*Lines of data*.
>>>>>

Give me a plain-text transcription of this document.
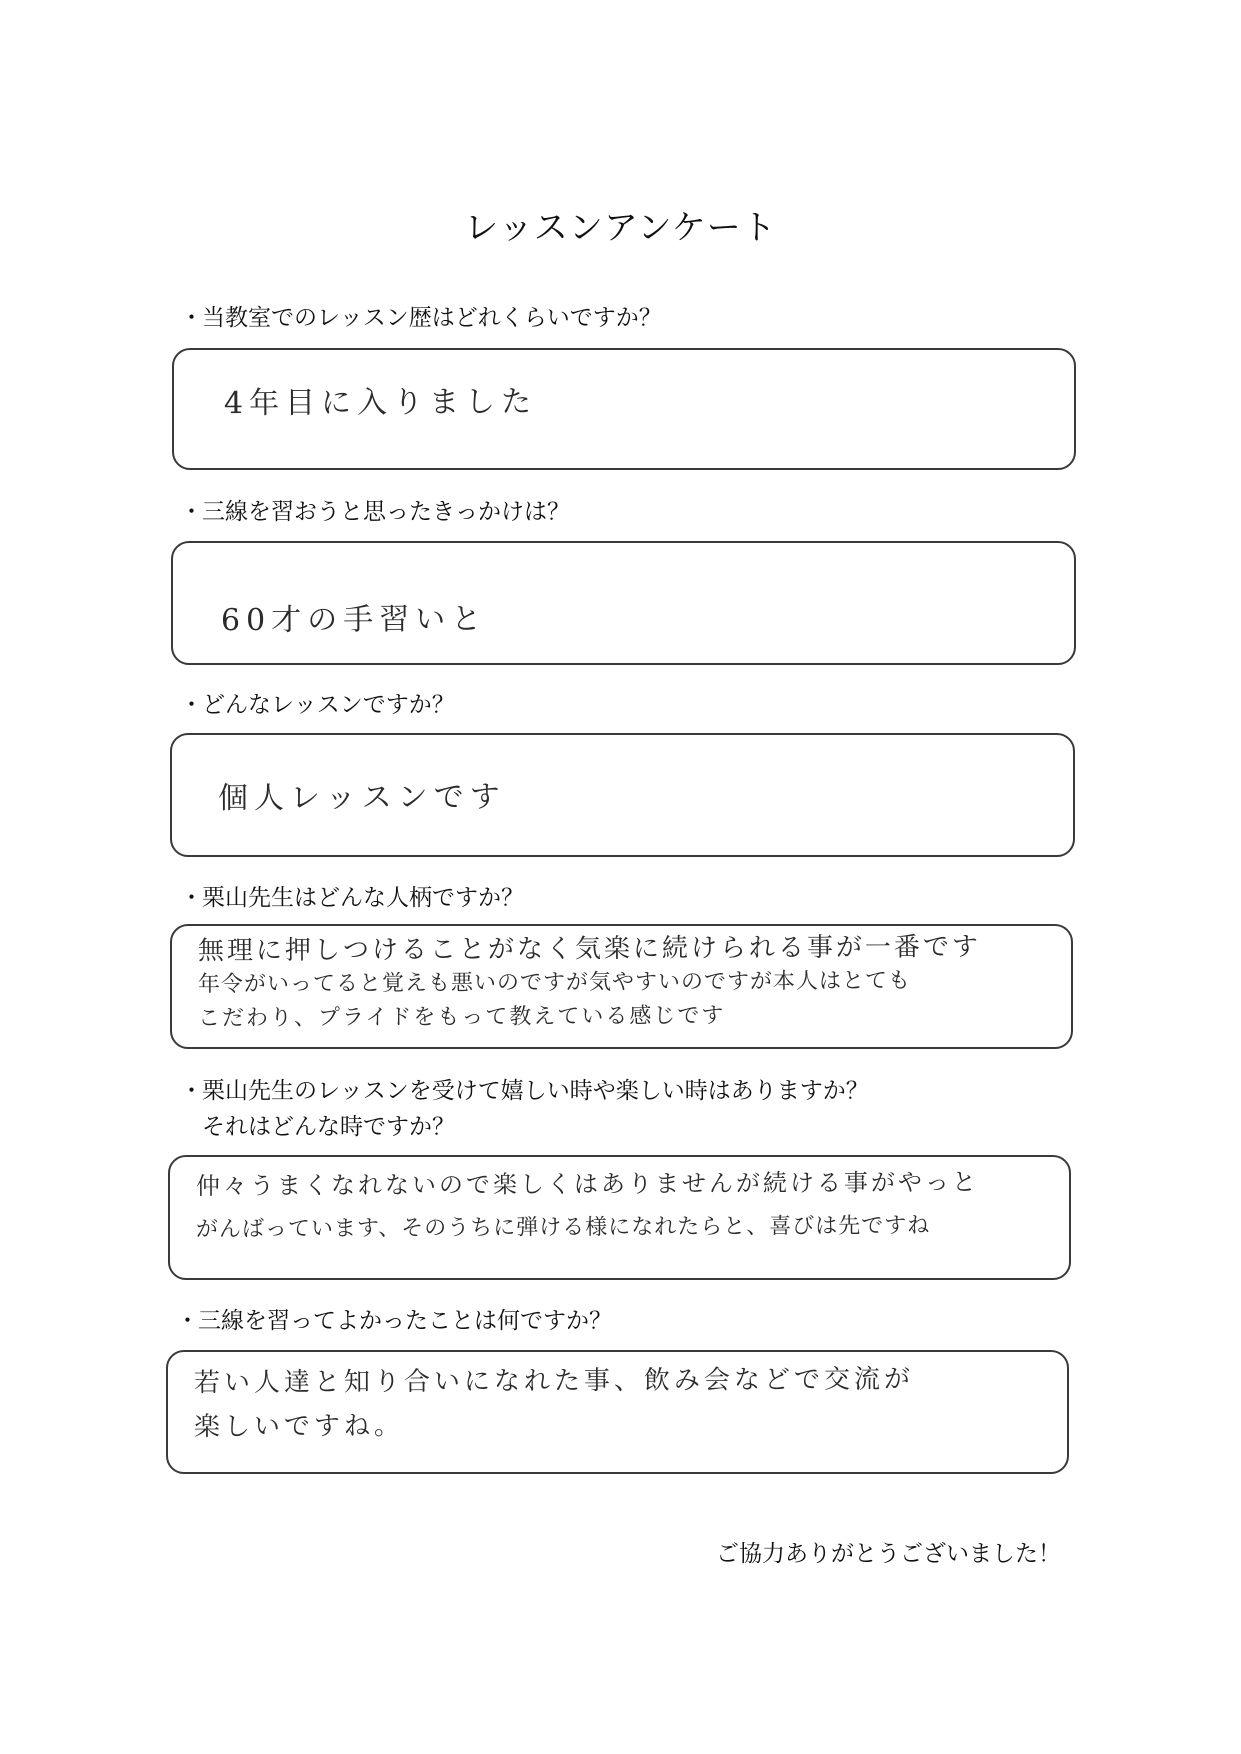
レッスンアンケート
・当教室でのレッスン歴はどれくらいですか？
4年目に入りました
・三線を習おうと思ったきっかけは？
60才の手習いと
・どんなレッスンですか？
個人レッスンです
・栗山先生はどんな人柄ですか？
無理に押しつけることがなく気楽に続けられる事が一番です
年令がいってると覚えも悪いのですが気やすいのですが本人はとても
こだわり、プライドをもって教えている感じです
・栗山先生のレッスンを受けて嬉しい時や楽しい時はありますか？
それはどんな時ですか？
仲々うまくなれないので楽しくはありませんが続ける事がやっと
がんばっています、そのうちに弾ける様になれたらと、喜びは先ですね
・三線を習ってよかったことは何ですか？
若い人達と知り合いになれた事、飲み会などで交流が
楽しいですね。
ご協力ありがとうございました！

<<<<<

*YOUR OBJECTIVE*. Return the listing above in full and without alteration, excluding its pictures.

*FINAL ANSWER*.
Give me a plain-text transcription of this document.
レッスンアンケート
・当教室でのレッスン歴はどれくらいですか？
4年目に入りました
・三線を習おうと思ったきっかけは？
60才の手習いと
・どんなレッスンですか？
個人レッスンです
・栗山先生はどんな人柄ですか？
無理に押しつけることがなく気楽に続けられる事が一番です
年令がいってると覚えも悪いのですが気やすいのですが本人はとても
こだわり、プライドをもって教えている感じです
・栗山先生のレッスンを受けて嬉しい時や楽しい時はありますか？
それはどんな時ですか？
仲々うまくなれないので楽しくはありませんが続ける事がやっと
がんばっています、そのうちに弾ける様になれたらと、喜びは先ですね
・三線を習ってよかったことは何ですか？
若い人達と知り合いになれた事、飲み会などで交流が
楽しいですね。
ご協力ありがとうございました！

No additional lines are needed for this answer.